What you should do ::
Reproduce the material word for word; the images stay out.
>> BEGIN Data to process
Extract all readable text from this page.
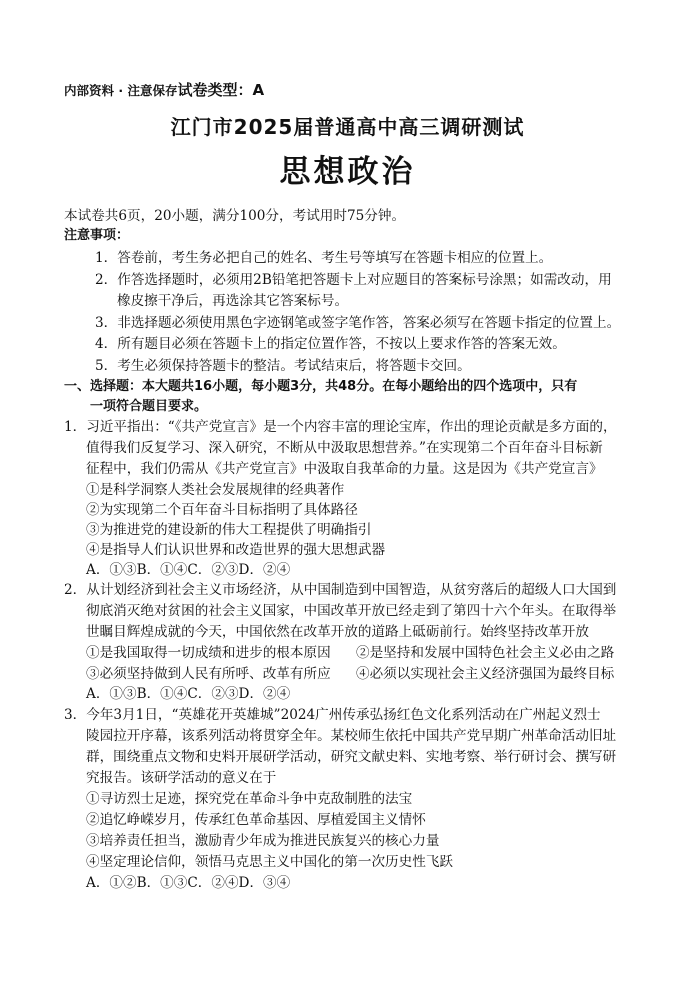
内部资料 · 注意保存试卷类型：A
江门市2025届普通高中高三调研测试
思想政治
本试卷共6页，20小题，满分100分，考试用时75分钟。
注意事项：
1．答卷前，考生务必把自己的姓名、考生号等填写在答题卡相应的位置上。
2．作答选择题时，必须用2B铅笔把答题卡上对应题目的答案标号涂黑；如需改动，用
橡皮擦干净后，再选涂其它答案标号。
3．非选择题必须使用黑色字迹钢笔或签字笔作答，答案必须写在答题卡指定的位置上。
4．所有题目必须在答题卡上的指定位置作答，不按以上要求作答的答案无效。
5．考生必须保持答题卡的整洁。考试结束后，将答题卡交回。
一、选择题：本大题共16小题，每小题3分，共48分。在每小题给出的四个选项中，只有
一项符合题目要求。
1．习近平指出：“《共产党宣言》是一个内容丰富的理论宝库，作出的理论贡献是多方面的，
值得我们反复学习、深入研究，不断从中汲取思想营养。”在实现第二个百年奋斗目标新
征程中，我们仍需从《共产党宣言》中汲取自我革命的力量。这是因为《共产党宣言》
①是科学洞察人类社会发展规律的经典著作
②为实现第二个百年奋斗目标指明了具体路径
③为推进党的建设新的伟大工程提供了明确指引
④是指导人们认识世界和改造世界的强大思想武器
A．①③B．①④C．②③D．②④
2．从计划经济到社会主义市场经济，从中国制造到中国智造，从贫穷落后的超级人口大国到
彻底消灭绝对贫困的社会主义国家，中国改革开放已经走到了第四十六个年头。在取得举
世瞩目辉煌成就的今天，中国依然在改革开放的道路上砥砺前行。始终坚持改革开放
①是我国取得一切成绩和进步的根本原因 ②是坚持和发展中国特色社会主义必由之路
③必须坚持做到人民有所呼、改革有所应 ④必须以实现社会主义经济强国为最终目标
A．①③B．①④C．②③D．②④
3．今年3月1日，“英雄花开英雄城”2024广州传承弘扬红色文化系列活动在广州起义烈士
陵园拉开序幕，该系列活动将贯穿全年。某校师生依托中国共产党早期广州革命活动旧址
群，围绕重点文物和史料开展研学活动，研究文献史料、实地考察、举行研讨会、撰写研
究报告。该研学活动的意义在于
①寻访烈士足迹，探究党在革命斗争中克敌制胜的法宝
②追忆峥嵘岁月，传承红色革命基因、厚植爱国主义情怀
③培养责任担当，激励青少年成为推进民族复兴的核心力量
④坚定理论信仰，领悟马克思主义中国化的第一次历史性飞跃
A．①②B．①③C．②④D．③④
>> END Data to process
Task response ::
Extract all readable text from this page.
内部资料 · 注意保存试卷类型：A
江门市2025届普通高中高三调研测试
思想政治
本试卷共6页，20小题，满分100分，考试用时75分钟。
注意事项：
1．答卷前，考生务必把自己的姓名、考生号等填写在答题卡相应的位置上。
2．作答选择题时，必须用2B铅笔把答题卡上对应题目的答案标号涂黑；如需改动，用
橡皮擦干净后，再选涂其它答案标号。
3．非选择题必须使用黑色字迹钢笔或签字笔作答，答案必须写在答题卡指定的位置上。
4．所有题目必须在答题卡上的指定位置作答，不按以上要求作答的答案无效。
5．考生必须保持答题卡的整洁。考试结束后，将答题卡交回。
一、选择题：本大题共16小题，每小题3分，共48分。在每小题给出的四个选项中，只有
一项符合题目要求。
1．习近平指出：“《共产党宣言》是一个内容丰富的理论宝库，作出的理论贡献是多方面的，
值得我们反复学习、深入研究，不断从中汲取思想营养。”在实现第二个百年奋斗目标新
征程中，我们仍需从《共产党宣言》中汲取自我革命的力量。这是因为《共产党宣言》
①是科学洞察人类社会发展规律的经典著作
②为实现第二个百年奋斗目标指明了具体路径
③为推进党的建设新的伟大工程提供了明确指引
④是指导人们认识世界和改造世界的强大思想武器
A．①③B．①④C．②③D．②④
2．从计划经济到社会主义市场经济，从中国制造到中国智造，从贫穷落后的超级人口大国到
彻底消灭绝对贫困的社会主义国家，中国改革开放已经走到了第四十六个年头。在取得举
世瞩目辉煌成就的今天，中国依然在改革开放的道路上砥砺前行。始终坚持改革开放
①是我国取得一切成绩和进步的根本原因 ②是坚持和发展中国特色社会主义必由之路
③必须坚持做到人民有所呼、改革有所应 ④必须以实现社会主义经济强国为最终目标
A．①③B．①④C．②③D．②④
3．今年3月1日，“英雄花开英雄城”2024广州传承弘扬红色文化系列活动在广州起义烈士
陵园拉开序幕，该系列活动将贯穿全年。某校师生依托中国共产党早期广州革命活动旧址
群，围绕重点文物和史料开展研学活动，研究文献史料、实地考察、举行研讨会、撰写研
究报告。该研学活动的意义在于
①寻访烈士足迹，探究党在革命斗争中克敌制胜的法宝
②追忆峥嵘岁月，传承红色革命基因、厚植爱国主义情怀
③培养责任担当，激励青少年成为推进民族复兴的核心力量
④坚定理论信仰，领悟马克思主义中国化的第一次历史性飞跃
A．①②B．①③C．②④D．③④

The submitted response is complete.